**PROBLEM TO SOLVE**.
Retype the material in full, keeping every word the same.

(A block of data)
::::::::::
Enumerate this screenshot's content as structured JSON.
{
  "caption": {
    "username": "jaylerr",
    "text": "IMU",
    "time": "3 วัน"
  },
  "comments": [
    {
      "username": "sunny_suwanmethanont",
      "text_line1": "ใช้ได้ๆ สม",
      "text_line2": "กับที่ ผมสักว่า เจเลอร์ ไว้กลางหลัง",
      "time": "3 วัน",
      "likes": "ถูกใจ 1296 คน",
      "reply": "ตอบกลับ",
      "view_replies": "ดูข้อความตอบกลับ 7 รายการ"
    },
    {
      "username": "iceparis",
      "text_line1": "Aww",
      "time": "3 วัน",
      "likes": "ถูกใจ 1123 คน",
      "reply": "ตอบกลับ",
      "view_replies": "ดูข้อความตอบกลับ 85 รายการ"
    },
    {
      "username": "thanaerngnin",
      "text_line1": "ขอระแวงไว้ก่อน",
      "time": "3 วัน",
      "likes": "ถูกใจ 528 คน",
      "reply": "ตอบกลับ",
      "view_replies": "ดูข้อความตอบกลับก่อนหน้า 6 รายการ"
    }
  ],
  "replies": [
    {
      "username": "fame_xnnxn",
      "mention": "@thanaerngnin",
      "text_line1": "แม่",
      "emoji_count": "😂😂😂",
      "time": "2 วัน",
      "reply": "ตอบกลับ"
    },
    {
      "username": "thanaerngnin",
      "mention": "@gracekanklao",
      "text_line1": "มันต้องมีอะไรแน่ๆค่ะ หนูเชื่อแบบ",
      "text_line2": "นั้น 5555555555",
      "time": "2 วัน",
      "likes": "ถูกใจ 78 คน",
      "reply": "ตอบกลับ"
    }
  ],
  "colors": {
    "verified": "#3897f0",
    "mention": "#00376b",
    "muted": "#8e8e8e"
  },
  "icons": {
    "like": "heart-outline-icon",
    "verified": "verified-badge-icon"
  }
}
::::::::::
**SOLUTION TO THE EXERCISE**.
Enumerate this screenshot's content as structured JSON.
{
  "caption": {
    "username": "jaylerr",
    "text": "IMU",
    "time": "3 วัน"
  },
  "comments": [
    {
      "username": "sunny_suwanmethanont",
      "text_line1": "ใช้ได้ๆ สม",
      "text_line2": "กับที่ ผมสักว่า เจเลอร์ ไว้กลางหลัง",
      "time": "3 วัน",
      "likes": "ถูกใจ 1296 คน",
      "reply": "ตอบกลับ",
      "view_replies": "ดูข้อความตอบกลับ 7 รายการ"
    },
    {
      "username": "iceparis",
      "text_line1": "Aww",
      "time": "3 วัน",
      "likes": "ถูกใจ 1123 คน",
      "reply": "ตอบกลับ",
      "view_replies": "ดูข้อความตอบกลับ 85 รายการ"
    },
    {
      "username": "thanaerngnin",
      "text_line1": "ขอระแวงไว้ก่อน",
      "time": "3 วัน",
      "likes": "ถูกใจ 528 คน",
      "reply": "ตอบกลับ",
      "view_replies": "ดูข้อความตอบกลับก่อนหน้า 6 รายการ"
    }
  ],
  "replies": [
    {
      "username": "fame_xnnxn",
      "mention": "@thanaerngnin",
      "text_line1": "แม่",
      "emoji_count": "😂😂😂",
      "time": "2 วัน",
      "reply": "ตอบกลับ"
    },
    {
      "username": "thanaerngnin",
      "mention": "@gracekanklao",
      "text_line1": "มันต้องมีอะไรแน่ๆค่ะ หนูเชื่อแบบ",
      "text_line2": "นั้น 5555555555",
      "time": "2 วัน",
      "likes": "ถูกใจ 78 คน",
      "reply": "ตอบกลับ"
    }
  ],
  "colors": {
    "verified": "#3897f0",
    "mention": "#00376b",
    "muted": "#8e8e8e"
  },
  "icons": {
    "like": "heart-outline-icon",
    "verified": "verified-badge-icon"
  }
}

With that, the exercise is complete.